» Stated goal:
Can you copy the records verbatim, starting at the line that contains "contour-cell [142,116,168,149]" and ending at the line that contains "colorbar-band [268,3,290,35]", with both of those lines included?

» Records provided:

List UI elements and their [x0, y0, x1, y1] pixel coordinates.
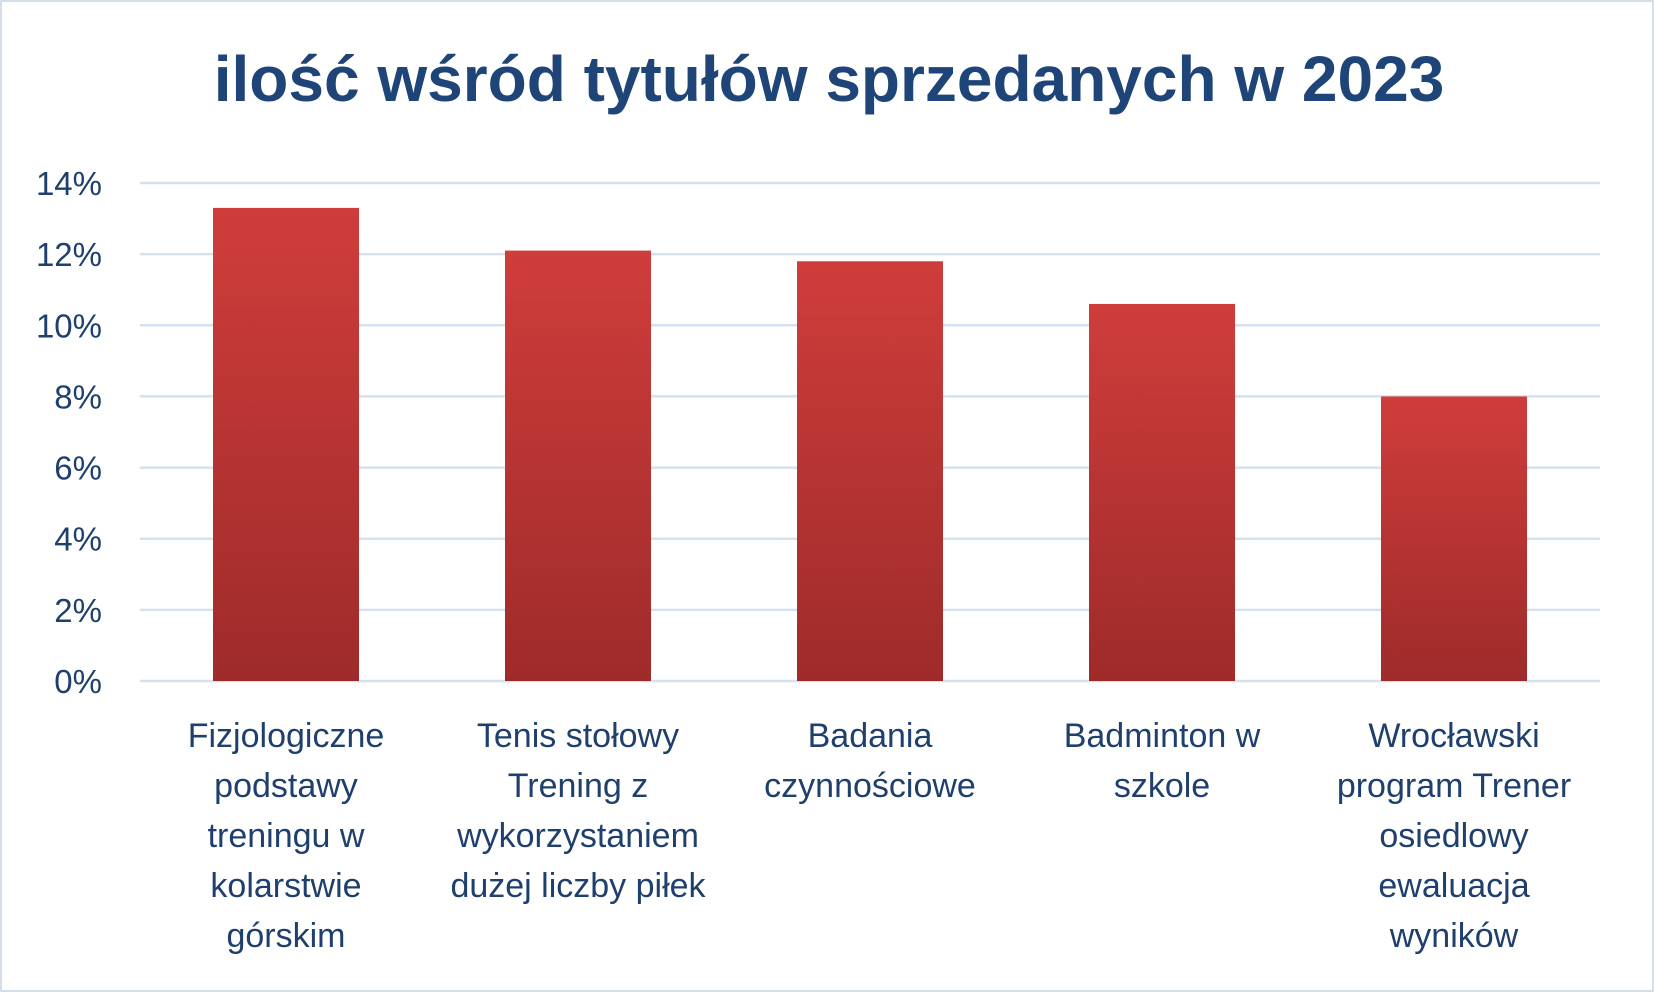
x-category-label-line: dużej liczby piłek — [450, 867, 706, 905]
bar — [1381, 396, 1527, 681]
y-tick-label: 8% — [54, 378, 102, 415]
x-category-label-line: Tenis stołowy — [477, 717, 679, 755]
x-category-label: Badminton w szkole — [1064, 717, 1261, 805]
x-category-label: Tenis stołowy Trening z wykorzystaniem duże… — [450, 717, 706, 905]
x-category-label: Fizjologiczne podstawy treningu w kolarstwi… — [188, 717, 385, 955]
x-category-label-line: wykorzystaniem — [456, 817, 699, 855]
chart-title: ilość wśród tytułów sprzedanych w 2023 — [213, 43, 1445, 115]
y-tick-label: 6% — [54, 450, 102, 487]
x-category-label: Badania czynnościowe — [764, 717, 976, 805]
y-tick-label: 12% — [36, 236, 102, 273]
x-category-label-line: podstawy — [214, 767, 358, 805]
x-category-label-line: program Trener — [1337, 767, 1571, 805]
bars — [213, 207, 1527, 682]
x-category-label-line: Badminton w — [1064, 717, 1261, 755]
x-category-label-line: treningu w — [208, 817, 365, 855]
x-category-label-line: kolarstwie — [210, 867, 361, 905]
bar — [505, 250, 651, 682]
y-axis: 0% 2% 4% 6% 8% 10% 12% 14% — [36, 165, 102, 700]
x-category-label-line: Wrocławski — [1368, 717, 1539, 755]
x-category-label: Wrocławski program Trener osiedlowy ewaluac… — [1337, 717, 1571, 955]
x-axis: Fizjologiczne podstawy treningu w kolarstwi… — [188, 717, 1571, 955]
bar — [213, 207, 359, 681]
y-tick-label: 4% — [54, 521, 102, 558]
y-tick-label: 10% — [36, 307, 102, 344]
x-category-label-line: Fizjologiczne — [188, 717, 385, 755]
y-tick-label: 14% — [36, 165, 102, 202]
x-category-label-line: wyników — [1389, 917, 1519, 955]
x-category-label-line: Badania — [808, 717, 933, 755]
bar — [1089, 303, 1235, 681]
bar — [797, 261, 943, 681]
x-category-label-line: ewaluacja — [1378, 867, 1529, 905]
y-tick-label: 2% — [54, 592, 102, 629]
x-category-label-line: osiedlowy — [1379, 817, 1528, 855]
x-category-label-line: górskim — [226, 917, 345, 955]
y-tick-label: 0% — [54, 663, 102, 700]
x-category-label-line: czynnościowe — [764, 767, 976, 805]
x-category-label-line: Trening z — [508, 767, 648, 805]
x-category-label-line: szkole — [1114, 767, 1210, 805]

* * *

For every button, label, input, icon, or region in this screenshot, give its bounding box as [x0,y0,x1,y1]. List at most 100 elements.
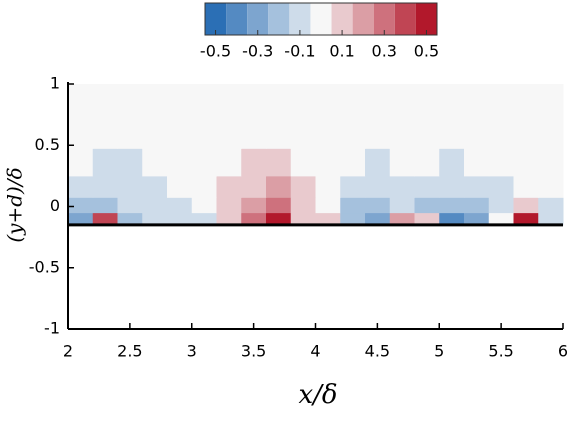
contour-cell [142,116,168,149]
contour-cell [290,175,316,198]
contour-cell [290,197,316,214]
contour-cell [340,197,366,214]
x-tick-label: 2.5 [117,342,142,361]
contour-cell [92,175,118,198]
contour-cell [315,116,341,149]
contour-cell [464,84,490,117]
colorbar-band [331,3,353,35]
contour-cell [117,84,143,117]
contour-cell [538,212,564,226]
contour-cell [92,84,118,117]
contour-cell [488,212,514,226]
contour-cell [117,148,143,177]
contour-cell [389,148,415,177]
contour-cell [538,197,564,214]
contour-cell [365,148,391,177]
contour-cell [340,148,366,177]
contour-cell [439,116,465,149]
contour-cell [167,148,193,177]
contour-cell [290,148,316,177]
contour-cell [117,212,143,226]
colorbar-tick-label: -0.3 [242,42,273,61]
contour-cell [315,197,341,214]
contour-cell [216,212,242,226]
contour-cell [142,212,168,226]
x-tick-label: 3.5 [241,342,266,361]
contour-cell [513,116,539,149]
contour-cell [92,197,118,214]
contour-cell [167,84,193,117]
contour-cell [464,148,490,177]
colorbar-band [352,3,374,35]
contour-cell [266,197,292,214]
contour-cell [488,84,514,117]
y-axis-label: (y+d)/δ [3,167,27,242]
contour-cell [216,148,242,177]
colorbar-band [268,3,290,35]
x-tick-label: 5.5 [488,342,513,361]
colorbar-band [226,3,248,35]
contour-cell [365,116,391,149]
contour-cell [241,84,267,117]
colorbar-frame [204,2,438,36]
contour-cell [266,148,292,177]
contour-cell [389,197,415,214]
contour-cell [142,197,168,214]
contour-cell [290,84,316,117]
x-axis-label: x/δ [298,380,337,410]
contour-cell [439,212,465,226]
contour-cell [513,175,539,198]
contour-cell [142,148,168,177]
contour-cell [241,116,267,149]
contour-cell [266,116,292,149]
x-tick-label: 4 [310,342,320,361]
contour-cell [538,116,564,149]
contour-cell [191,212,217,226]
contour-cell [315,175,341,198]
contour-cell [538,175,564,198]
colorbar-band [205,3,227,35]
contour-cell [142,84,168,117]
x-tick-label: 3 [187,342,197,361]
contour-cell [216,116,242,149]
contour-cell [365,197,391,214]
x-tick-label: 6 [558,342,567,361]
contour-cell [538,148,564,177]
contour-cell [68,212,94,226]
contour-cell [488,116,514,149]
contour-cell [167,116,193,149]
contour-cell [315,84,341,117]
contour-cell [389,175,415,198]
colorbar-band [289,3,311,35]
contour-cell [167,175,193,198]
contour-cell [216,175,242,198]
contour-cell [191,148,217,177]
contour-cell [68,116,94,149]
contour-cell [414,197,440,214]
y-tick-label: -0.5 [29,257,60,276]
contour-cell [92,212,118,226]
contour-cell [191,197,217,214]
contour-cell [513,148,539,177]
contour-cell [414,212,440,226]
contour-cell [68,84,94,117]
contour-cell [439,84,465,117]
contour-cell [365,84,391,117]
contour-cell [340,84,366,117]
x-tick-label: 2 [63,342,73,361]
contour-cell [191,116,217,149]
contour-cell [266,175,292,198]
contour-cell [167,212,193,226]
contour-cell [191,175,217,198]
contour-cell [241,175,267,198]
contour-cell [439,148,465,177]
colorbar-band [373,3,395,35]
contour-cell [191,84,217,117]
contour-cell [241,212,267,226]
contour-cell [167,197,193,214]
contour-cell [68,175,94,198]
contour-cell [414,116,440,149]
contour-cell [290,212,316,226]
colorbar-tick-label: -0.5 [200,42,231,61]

» Answer to this problem:
contour-cell [142,116,168,149]
contour-cell [290,175,316,198]
contour-cell [290,197,316,214]
contour-cell [340,197,366,214]
x-tick-label: 2.5 [117,342,142,361]
contour-cell [92,175,118,198]
contour-cell [315,116,341,149]
contour-cell [464,84,490,117]
colorbar-band [331,3,353,35]
contour-cell [117,84,143,117]
contour-cell [538,212,564,226]
contour-cell [92,84,118,117]
contour-cell [488,212,514,226]
contour-cell [117,148,143,177]
contour-cell [389,148,415,177]
contour-cell [538,197,564,214]
contour-cell [365,148,391,177]
contour-cell [340,148,366,177]
contour-cell [439,116,465,149]
contour-cell [167,148,193,177]
contour-cell [290,148,316,177]
contour-cell [117,212,143,226]
colorbar-tick-label: -0.3 [242,42,273,61]
contour-cell [315,197,341,214]
contour-cell [216,212,242,226]
contour-cell [142,212,168,226]
x-tick-label: 3.5 [241,342,266,361]
contour-cell [513,116,539,149]
contour-cell [92,197,118,214]
contour-cell [167,84,193,117]
contour-cell [464,148,490,177]
colorbar-band [352,3,374,35]
contour-cell [266,197,292,214]
contour-cell [488,84,514,117]
y-axis-label: (y+d)/δ [3,167,27,242]
contour-cell [216,148,242,177]
colorbar-band [268,3,290,35]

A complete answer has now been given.